Exercise →
Search the data for the string "Output" and gather each line it is in.

(Some records)
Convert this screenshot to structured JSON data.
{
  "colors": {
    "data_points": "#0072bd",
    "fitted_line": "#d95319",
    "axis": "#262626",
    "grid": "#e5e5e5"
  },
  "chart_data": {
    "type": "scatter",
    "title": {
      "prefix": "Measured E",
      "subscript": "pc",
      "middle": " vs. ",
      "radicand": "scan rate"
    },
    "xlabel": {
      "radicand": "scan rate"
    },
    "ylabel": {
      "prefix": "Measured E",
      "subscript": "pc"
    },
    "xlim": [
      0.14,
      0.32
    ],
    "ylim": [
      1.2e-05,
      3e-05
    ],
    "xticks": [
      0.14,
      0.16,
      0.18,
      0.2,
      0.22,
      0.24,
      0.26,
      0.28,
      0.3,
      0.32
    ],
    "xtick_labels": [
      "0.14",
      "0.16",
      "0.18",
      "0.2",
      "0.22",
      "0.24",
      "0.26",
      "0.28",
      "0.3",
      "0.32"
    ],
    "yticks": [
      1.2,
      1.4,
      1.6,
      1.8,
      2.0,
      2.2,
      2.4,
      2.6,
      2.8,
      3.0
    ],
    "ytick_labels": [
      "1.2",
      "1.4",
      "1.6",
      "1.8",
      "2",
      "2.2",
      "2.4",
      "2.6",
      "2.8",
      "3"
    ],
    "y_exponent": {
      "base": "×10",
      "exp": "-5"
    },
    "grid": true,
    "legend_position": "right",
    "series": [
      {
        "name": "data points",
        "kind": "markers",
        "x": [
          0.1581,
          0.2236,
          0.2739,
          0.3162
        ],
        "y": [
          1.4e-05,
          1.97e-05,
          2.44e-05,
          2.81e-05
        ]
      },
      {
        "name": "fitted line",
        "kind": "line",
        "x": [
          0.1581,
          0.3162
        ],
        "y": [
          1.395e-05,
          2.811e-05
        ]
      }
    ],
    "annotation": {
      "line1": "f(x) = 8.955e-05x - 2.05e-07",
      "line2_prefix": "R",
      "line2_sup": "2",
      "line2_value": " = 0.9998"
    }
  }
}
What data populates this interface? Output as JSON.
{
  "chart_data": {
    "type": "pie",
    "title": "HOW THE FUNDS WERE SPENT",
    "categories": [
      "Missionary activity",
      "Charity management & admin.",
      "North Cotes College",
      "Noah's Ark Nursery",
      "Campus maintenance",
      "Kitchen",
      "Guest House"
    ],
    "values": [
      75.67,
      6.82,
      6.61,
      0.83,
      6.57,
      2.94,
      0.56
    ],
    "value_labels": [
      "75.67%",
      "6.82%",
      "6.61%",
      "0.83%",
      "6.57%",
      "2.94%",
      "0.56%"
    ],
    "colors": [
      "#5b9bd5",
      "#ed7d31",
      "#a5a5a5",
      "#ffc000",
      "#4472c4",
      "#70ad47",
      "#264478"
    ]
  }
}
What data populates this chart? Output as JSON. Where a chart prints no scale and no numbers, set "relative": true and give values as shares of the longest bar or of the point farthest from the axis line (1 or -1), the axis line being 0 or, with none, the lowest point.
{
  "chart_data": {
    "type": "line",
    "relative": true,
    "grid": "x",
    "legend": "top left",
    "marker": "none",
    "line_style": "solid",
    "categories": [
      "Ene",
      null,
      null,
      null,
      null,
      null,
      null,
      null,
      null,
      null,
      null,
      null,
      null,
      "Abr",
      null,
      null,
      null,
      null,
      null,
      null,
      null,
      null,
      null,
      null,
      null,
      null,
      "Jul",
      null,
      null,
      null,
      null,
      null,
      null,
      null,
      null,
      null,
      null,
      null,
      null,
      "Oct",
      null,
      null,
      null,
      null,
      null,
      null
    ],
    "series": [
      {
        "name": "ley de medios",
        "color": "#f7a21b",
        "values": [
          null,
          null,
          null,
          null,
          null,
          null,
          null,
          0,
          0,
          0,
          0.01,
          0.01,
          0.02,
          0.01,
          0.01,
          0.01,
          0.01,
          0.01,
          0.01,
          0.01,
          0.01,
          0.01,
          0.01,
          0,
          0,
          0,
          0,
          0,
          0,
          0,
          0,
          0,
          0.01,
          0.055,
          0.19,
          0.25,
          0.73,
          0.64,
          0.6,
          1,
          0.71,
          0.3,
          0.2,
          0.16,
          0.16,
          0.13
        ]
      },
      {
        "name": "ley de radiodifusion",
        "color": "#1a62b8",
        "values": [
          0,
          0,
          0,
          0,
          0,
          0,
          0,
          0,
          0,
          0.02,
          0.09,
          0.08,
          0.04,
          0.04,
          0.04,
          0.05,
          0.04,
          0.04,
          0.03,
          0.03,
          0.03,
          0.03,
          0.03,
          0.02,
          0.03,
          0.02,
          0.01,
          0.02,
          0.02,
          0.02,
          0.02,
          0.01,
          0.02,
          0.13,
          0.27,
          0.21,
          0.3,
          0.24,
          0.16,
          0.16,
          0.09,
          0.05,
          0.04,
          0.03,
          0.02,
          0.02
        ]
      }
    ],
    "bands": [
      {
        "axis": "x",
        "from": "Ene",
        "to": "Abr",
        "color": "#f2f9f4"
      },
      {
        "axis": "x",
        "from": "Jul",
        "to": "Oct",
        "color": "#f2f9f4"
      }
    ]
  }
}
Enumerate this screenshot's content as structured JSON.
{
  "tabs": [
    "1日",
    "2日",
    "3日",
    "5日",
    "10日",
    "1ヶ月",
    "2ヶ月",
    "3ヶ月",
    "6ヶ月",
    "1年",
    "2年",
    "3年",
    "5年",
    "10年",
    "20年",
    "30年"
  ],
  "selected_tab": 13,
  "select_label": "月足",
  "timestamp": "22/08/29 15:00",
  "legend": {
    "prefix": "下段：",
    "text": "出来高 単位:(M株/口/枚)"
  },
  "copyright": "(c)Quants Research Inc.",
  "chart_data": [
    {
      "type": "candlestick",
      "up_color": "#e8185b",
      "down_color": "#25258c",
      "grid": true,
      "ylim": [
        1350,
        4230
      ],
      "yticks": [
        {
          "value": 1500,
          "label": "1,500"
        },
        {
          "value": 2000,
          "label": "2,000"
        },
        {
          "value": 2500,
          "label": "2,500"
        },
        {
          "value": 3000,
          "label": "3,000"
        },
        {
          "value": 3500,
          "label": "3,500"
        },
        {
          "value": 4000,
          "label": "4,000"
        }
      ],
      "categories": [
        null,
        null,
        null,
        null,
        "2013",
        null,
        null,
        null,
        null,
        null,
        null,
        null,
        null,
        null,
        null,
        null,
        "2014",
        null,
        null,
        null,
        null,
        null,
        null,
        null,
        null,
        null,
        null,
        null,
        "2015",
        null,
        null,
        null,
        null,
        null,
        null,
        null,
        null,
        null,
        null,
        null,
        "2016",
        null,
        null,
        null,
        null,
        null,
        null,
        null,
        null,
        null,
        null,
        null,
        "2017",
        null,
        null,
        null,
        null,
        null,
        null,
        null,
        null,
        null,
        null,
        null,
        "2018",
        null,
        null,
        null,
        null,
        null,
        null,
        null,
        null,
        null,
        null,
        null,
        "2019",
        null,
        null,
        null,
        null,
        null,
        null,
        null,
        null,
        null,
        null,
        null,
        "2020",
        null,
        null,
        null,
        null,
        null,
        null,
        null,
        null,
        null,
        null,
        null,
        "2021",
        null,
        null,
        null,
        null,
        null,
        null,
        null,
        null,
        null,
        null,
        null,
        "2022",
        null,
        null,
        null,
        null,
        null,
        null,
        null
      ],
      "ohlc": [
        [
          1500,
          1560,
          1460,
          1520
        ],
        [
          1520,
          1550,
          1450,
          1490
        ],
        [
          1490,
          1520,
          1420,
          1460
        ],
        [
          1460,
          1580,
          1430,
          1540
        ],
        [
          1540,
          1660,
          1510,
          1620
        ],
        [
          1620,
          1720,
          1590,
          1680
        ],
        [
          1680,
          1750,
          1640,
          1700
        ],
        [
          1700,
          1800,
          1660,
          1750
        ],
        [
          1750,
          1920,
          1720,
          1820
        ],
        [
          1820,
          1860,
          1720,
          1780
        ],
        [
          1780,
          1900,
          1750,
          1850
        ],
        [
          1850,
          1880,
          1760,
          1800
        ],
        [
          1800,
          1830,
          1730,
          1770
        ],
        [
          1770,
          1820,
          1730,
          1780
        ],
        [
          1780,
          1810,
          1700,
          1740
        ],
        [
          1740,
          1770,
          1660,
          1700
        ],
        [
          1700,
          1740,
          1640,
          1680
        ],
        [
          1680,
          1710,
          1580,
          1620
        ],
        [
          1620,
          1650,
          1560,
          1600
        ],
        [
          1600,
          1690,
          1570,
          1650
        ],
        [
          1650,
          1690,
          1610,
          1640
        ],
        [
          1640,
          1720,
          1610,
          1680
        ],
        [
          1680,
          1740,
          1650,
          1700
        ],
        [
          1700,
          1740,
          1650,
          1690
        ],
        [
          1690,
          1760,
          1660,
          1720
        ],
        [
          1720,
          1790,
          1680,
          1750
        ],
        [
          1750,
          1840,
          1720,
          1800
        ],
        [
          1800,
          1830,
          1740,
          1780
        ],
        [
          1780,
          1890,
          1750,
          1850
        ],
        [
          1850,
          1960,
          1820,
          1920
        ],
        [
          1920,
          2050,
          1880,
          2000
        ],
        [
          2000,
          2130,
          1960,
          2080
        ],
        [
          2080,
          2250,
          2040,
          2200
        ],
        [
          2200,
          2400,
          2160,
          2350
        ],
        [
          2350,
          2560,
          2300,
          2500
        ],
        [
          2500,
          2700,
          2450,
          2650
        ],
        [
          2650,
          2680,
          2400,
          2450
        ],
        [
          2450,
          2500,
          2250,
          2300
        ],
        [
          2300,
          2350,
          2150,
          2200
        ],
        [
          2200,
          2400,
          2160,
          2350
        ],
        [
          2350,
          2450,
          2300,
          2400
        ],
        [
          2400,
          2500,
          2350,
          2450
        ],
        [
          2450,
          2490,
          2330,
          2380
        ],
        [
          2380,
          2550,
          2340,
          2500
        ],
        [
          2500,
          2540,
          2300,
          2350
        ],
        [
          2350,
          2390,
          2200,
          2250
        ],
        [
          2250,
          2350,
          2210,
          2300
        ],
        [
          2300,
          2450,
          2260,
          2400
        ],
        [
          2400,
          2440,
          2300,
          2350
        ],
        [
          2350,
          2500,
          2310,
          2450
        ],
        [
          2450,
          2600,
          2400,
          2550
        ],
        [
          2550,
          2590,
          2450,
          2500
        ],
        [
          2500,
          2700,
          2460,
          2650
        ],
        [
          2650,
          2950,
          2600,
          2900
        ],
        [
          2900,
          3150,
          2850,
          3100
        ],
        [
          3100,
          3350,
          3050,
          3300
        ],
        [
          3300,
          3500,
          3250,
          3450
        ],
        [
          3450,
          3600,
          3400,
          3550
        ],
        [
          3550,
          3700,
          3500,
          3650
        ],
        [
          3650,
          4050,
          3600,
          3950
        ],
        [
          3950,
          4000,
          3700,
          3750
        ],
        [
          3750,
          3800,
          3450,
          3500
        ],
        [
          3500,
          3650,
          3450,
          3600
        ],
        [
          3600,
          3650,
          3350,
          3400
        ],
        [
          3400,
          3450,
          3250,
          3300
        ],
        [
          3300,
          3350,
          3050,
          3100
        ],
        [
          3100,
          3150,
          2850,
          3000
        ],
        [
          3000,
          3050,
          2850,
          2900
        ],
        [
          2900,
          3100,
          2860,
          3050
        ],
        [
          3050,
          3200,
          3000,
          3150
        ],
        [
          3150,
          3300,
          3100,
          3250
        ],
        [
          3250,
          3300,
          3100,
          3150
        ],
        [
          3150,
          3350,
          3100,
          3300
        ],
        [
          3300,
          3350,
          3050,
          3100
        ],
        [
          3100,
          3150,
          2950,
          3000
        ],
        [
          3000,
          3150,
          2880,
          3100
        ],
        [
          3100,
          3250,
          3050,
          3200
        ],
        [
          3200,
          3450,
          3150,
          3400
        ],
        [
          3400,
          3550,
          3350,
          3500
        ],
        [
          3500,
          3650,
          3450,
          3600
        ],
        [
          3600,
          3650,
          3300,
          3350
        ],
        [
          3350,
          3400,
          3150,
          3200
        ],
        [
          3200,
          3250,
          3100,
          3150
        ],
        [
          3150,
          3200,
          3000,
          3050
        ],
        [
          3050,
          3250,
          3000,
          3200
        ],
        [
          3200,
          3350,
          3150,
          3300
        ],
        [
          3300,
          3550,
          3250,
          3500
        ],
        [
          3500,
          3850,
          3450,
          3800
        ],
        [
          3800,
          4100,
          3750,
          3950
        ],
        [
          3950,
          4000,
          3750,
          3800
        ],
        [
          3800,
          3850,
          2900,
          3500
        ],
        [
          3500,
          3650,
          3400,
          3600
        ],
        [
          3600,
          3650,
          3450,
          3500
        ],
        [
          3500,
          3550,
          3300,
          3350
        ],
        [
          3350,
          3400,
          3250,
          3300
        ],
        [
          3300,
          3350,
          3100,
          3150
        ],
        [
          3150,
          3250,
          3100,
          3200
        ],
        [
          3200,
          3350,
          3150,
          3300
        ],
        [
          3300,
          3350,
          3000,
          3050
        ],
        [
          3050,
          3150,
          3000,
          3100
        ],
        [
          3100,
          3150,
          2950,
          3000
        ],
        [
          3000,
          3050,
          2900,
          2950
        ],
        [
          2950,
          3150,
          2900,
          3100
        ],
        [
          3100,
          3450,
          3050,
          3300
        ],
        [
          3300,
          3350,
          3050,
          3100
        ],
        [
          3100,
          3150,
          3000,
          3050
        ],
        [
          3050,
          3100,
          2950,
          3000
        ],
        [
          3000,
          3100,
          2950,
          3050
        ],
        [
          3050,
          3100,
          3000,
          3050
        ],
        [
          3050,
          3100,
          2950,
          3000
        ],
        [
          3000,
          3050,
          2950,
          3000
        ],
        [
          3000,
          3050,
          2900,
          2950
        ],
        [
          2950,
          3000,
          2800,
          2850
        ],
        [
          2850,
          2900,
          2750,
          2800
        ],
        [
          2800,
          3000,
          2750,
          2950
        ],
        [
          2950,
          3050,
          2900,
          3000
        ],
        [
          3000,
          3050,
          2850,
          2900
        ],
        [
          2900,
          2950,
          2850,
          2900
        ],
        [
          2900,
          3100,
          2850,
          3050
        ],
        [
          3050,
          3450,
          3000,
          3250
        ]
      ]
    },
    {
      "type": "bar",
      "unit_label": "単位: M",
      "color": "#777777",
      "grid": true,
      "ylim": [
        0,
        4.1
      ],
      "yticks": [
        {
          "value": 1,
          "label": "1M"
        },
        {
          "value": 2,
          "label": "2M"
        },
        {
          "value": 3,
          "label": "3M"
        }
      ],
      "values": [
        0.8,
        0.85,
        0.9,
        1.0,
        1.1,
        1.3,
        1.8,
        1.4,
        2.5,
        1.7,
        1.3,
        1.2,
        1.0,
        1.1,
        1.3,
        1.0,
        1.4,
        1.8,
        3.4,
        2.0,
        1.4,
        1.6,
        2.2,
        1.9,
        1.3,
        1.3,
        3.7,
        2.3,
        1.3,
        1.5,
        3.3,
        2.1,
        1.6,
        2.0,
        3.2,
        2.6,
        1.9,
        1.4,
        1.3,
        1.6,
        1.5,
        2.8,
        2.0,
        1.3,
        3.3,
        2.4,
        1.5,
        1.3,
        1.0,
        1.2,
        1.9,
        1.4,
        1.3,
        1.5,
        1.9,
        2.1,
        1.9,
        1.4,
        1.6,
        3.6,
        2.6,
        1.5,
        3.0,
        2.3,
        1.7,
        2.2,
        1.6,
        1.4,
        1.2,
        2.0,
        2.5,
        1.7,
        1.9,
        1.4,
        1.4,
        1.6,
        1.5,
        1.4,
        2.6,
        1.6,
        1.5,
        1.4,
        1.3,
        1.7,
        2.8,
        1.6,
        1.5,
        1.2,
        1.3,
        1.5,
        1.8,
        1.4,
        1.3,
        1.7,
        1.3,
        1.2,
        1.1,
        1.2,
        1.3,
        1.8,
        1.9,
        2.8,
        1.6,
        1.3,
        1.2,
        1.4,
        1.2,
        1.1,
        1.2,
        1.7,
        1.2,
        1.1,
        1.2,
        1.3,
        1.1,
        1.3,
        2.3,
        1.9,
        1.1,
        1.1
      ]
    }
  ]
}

Worked solution →
What data populates this interface? Output as JSON.
What data populates this chart? Output as JSON. Where a chart prints no scale and no numbers, set "relative": true and give values as shares of the longest bar or of the point farthest from the axis line (1 or -1), the axis line being 0 or, with none, the lowest point.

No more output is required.